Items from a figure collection
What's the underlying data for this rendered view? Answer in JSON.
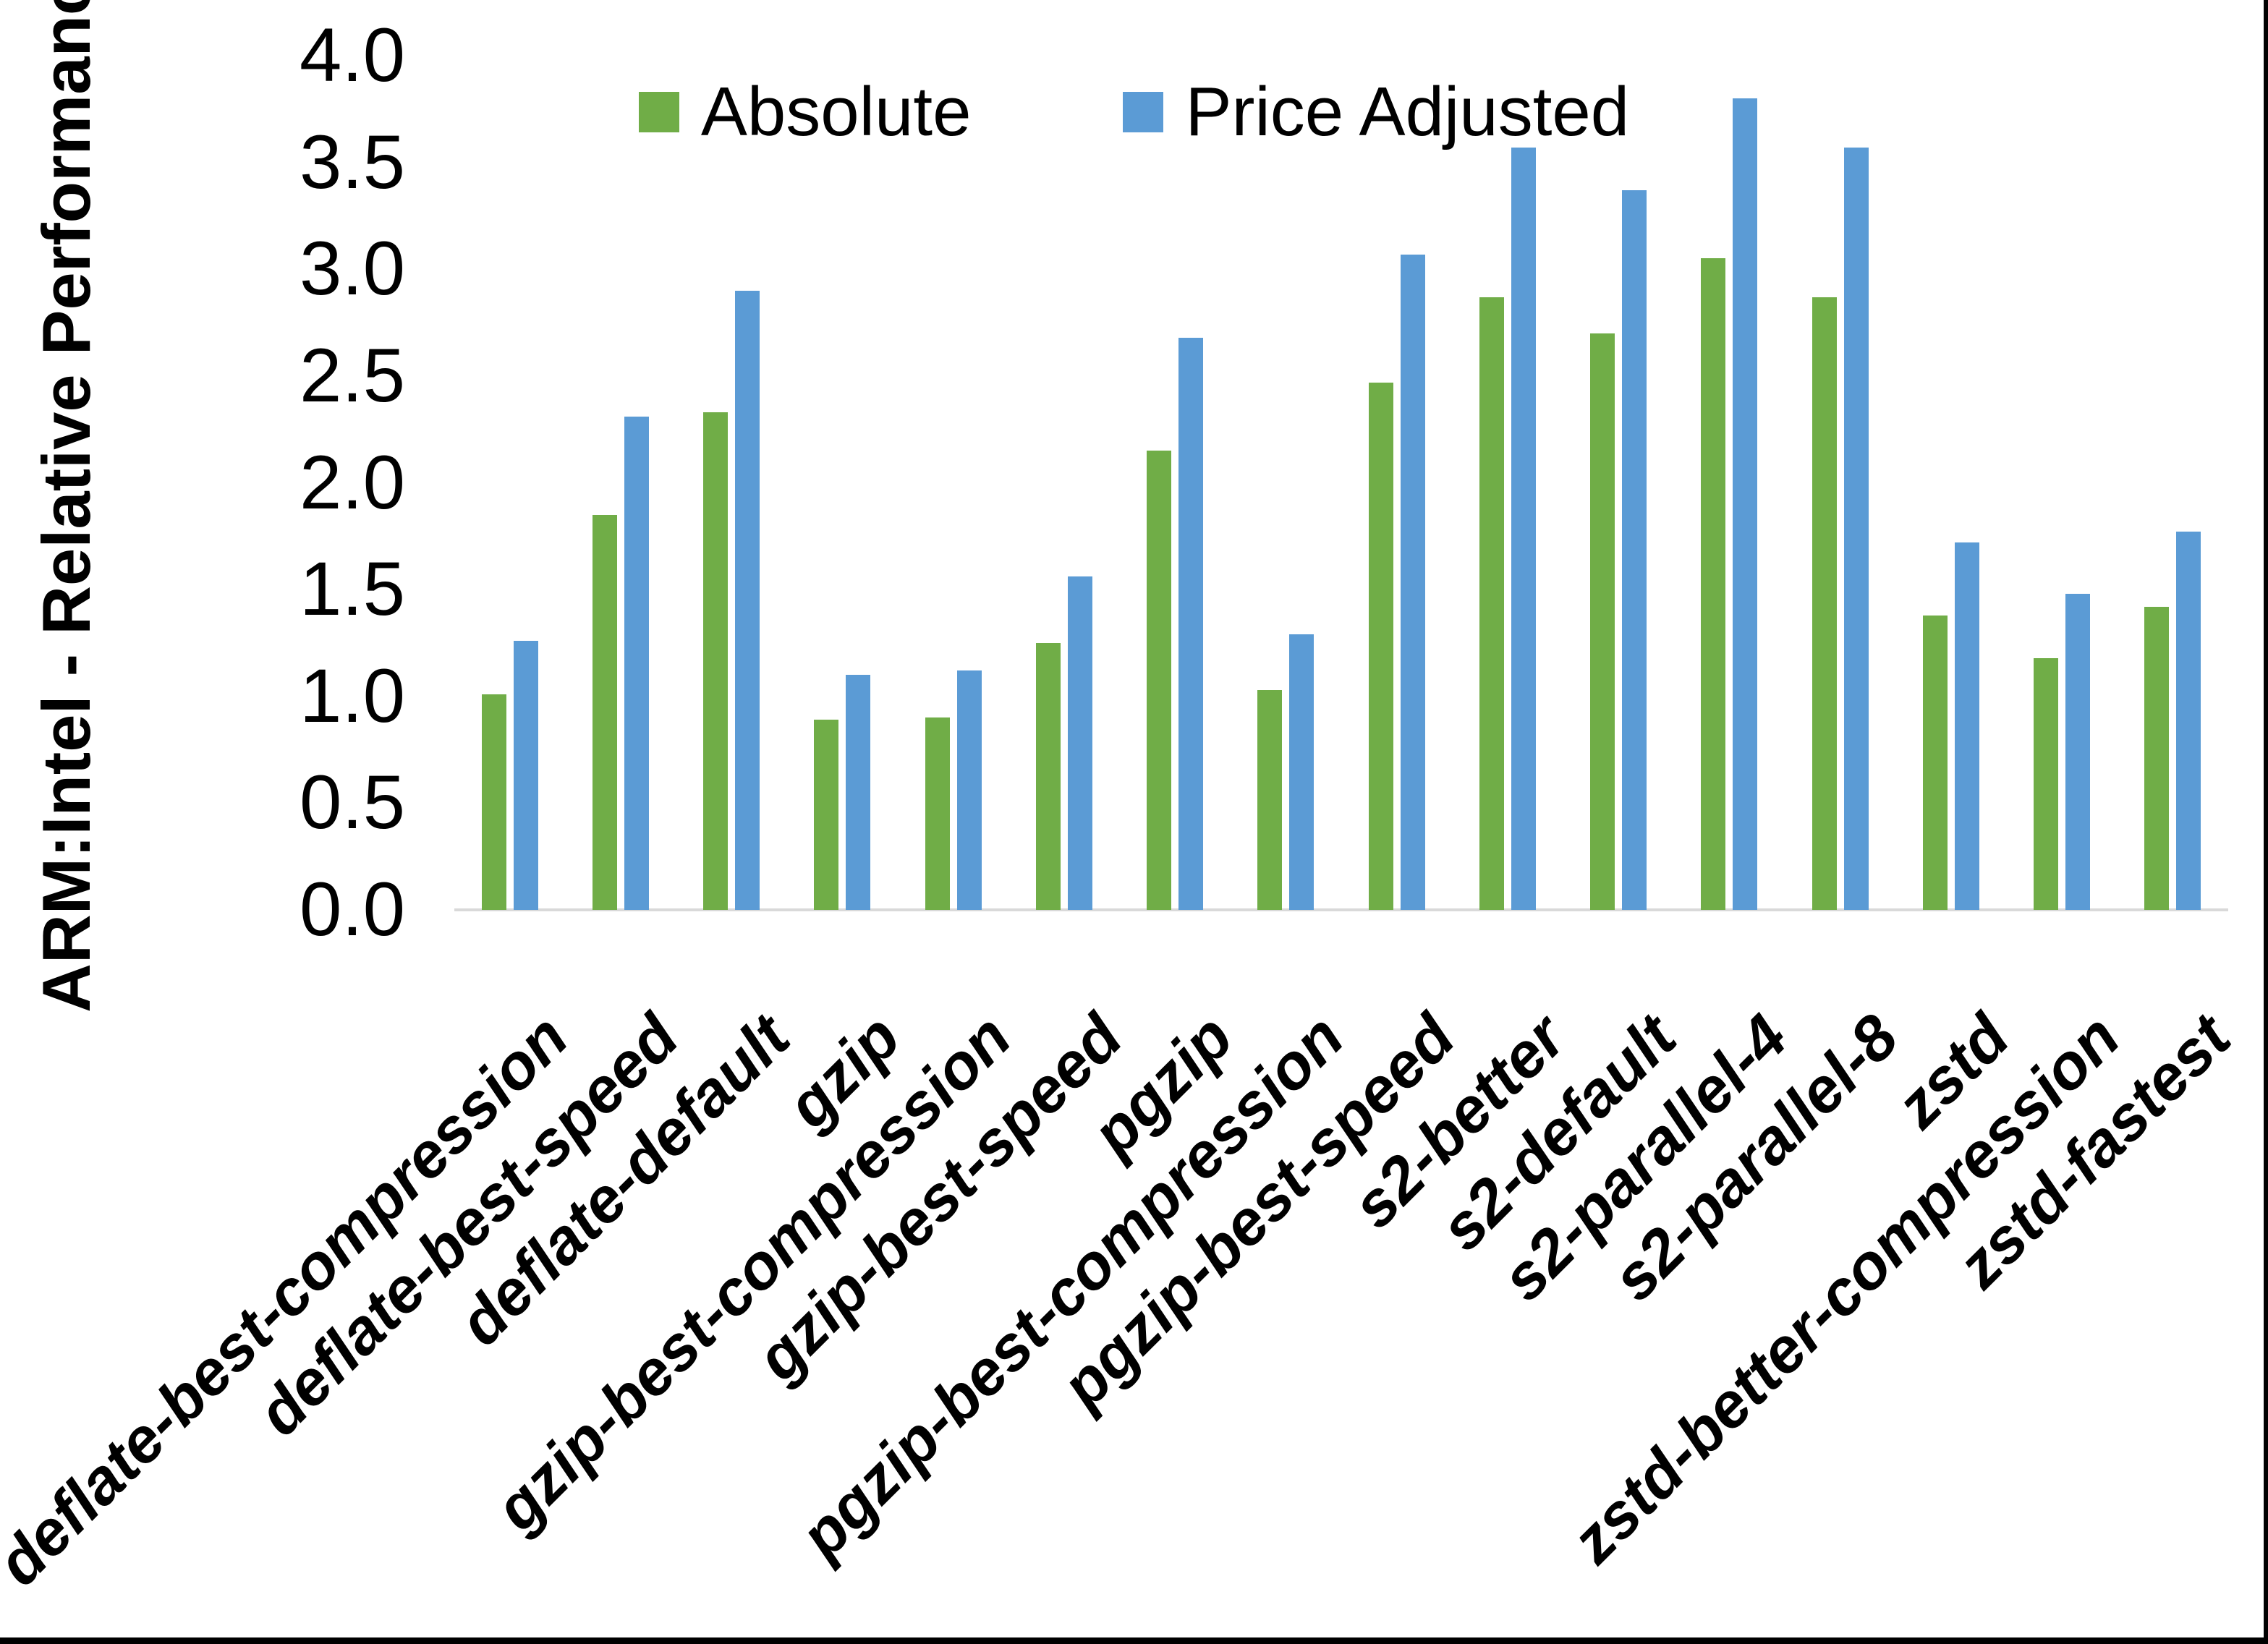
{
  "frame": {
    "background": "#FFFFFF",
    "border_color": "#000000"
  },
  "chart_data": {
    "type": "bar",
    "title": "",
    "xlabel": "",
    "ylabel": "ARM:Intel - Relative Performance",
    "ylim": [
      0.0,
      4.0
    ],
    "ytick_step": 0.5,
    "ytick_labels": [
      "0.0",
      "0.5",
      "1.0",
      "1.5",
      "2.0",
      "2.5",
      "3.0",
      "3.5",
      "4.0"
    ],
    "grid": false,
    "legend_position": "top-center",
    "axis_line_color": "#D9D9D9",
    "categories": [
      "deflate-best-compression",
      "deflate-best-speed",
      "deflate-default",
      "gzip",
      "gzip-best-compression",
      "gzip-best-speed",
      "pgzip",
      "pgzip-best-compression",
      "pgzip-best-speed",
      "s2-better",
      "s2-default",
      "s2-parallel-4",
      "s2-parallel-8",
      "zstd",
      "zstd-better-compression",
      "zstd-fastest"
    ],
    "series": [
      {
        "name": "Absolute",
        "color": "#70AD47",
        "values": [
          1.01,
          1.85,
          2.33,
          0.89,
          0.9,
          1.25,
          2.15,
          1.03,
          2.47,
          2.87,
          2.7,
          3.05,
          2.87,
          1.38,
          1.18,
          1.42
        ]
      },
      {
        "name": "Price Adjusted",
        "color": "#5B9BD5",
        "values": [
          1.26,
          2.31,
          2.9,
          1.1,
          1.12,
          1.56,
          2.68,
          1.29,
          3.07,
          3.57,
          3.37,
          3.8,
          3.57,
          1.72,
          1.48,
          1.77
        ]
      }
    ]
  }
}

EXERCISE INSTRUCTIONS -
Write out the listing above again, exactly, but with no pictures in the copy.

EXPECTED ANSWER -
What's the underlying data for this rendered view? Answer in JSON.
{
  "frame": {
    "background": "#FFFFFF",
    "border_color": "#000000"
  },
  "chart_data": {
    "type": "bar",
    "title": "",
    "xlabel": "",
    "ylabel": "ARM:Intel - Relative Performance",
    "ylim": [
      0.0,
      4.0
    ],
    "ytick_step": 0.5,
    "ytick_labels": [
      "0.0",
      "0.5",
      "1.0",
      "1.5",
      "2.0",
      "2.5",
      "3.0",
      "3.5",
      "4.0"
    ],
    "grid": false,
    "legend_position": "top-center",
    "axis_line_color": "#D9D9D9",
    "categories": [
      "deflate-best-compression",
      "deflate-best-speed",
      "deflate-default",
      "gzip",
      "gzip-best-compression",
      "gzip-best-speed",
      "pgzip",
      "pgzip-best-compression",
      "pgzip-best-speed",
      "s2-better",
      "s2-default",
      "s2-parallel-4",
      "s2-parallel-8",
      "zstd",
      "zstd-better-compression",
      "zstd-fastest"
    ],
    "series": [
      {
        "name": "Absolute",
        "color": "#70AD47",
        "values": [
          1.01,
          1.85,
          2.33,
          0.89,
          0.9,
          1.25,
          2.15,
          1.03,
          2.47,
          2.87,
          2.7,
          3.05,
          2.87,
          1.38,
          1.18,
          1.42
        ]
      },
      {
        "name": "Price Adjusted",
        "color": "#5B9BD5",
        "values": [
          1.26,
          2.31,
          2.9,
          1.1,
          1.12,
          1.56,
          2.68,
          1.29,
          3.07,
          3.57,
          3.37,
          3.8,
          3.57,
          1.72,
          1.48,
          1.77
        ]
      }
    ]
  }
}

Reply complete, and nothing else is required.